Dataset entries
>>>
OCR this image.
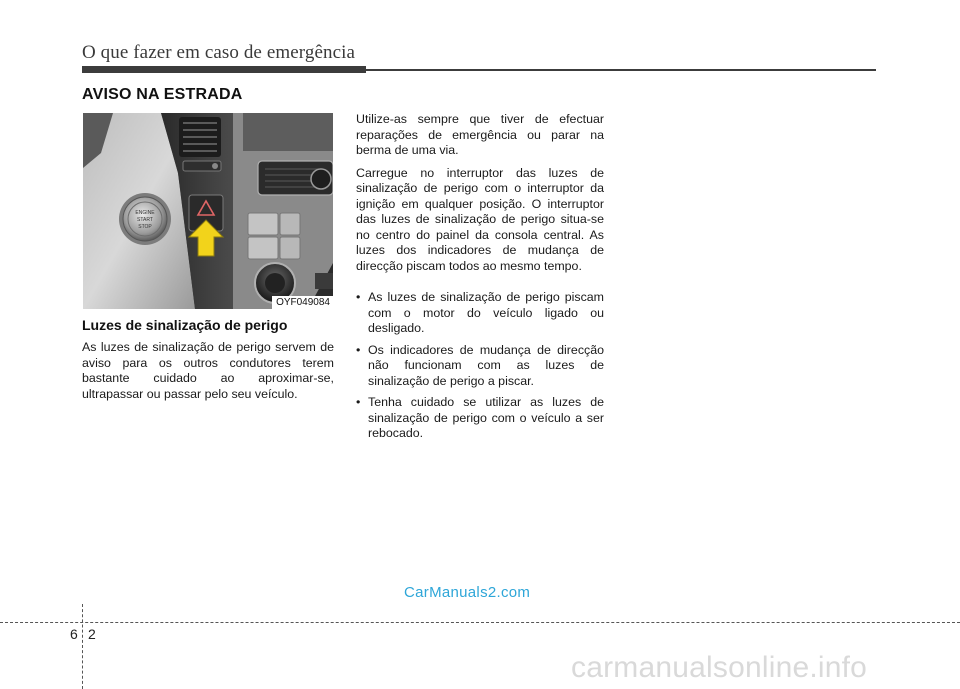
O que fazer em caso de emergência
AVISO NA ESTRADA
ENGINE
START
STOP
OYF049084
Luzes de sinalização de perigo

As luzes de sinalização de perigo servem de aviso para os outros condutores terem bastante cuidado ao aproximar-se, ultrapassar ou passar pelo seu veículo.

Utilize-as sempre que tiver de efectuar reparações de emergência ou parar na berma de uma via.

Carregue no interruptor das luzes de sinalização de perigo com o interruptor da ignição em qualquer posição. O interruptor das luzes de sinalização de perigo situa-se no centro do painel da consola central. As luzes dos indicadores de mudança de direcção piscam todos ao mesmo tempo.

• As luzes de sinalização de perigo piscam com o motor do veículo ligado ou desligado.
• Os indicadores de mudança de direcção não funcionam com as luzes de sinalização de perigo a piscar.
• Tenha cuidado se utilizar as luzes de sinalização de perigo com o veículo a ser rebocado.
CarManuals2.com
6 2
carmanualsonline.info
<<<
REQUIRED WORK: Copy the listing in full and without alteration, omitting every picture.

REPLY TO THE EXERCISE:
OCR this image.
O que fazer em caso de emergência
AVISO NA ESTRADA
ENGINE
START
STOP
OYF049084
Luzes de sinalização de perigo

As luzes de sinalização de perigo servem de aviso para os outros condutores terem bastante cuidado ao aproximar-se, ultrapassar ou passar pelo seu veículo.

Utilize-as sempre que tiver de efectuar reparações de emergência ou parar na berma de uma via.

Carregue no interruptor das luzes de sinalização de perigo com o interruptor da ignição em qualquer posição. O interruptor das luzes de sinalização de perigo situa-se no centro do painel da consola central. As luzes dos indicadores de mudança de direcção piscam todos ao mesmo tempo.

• As luzes de sinalização de perigo piscam com o motor do veículo ligado ou desligado.
• Os indicadores de mudança de direcção não funcionam com as luzes de sinalização de perigo a piscar.
• Tenha cuidado se utilizar as luzes de sinalização de perigo com o veículo a ser rebocado.
CarManuals2.com
6 2
carmanualsonline.info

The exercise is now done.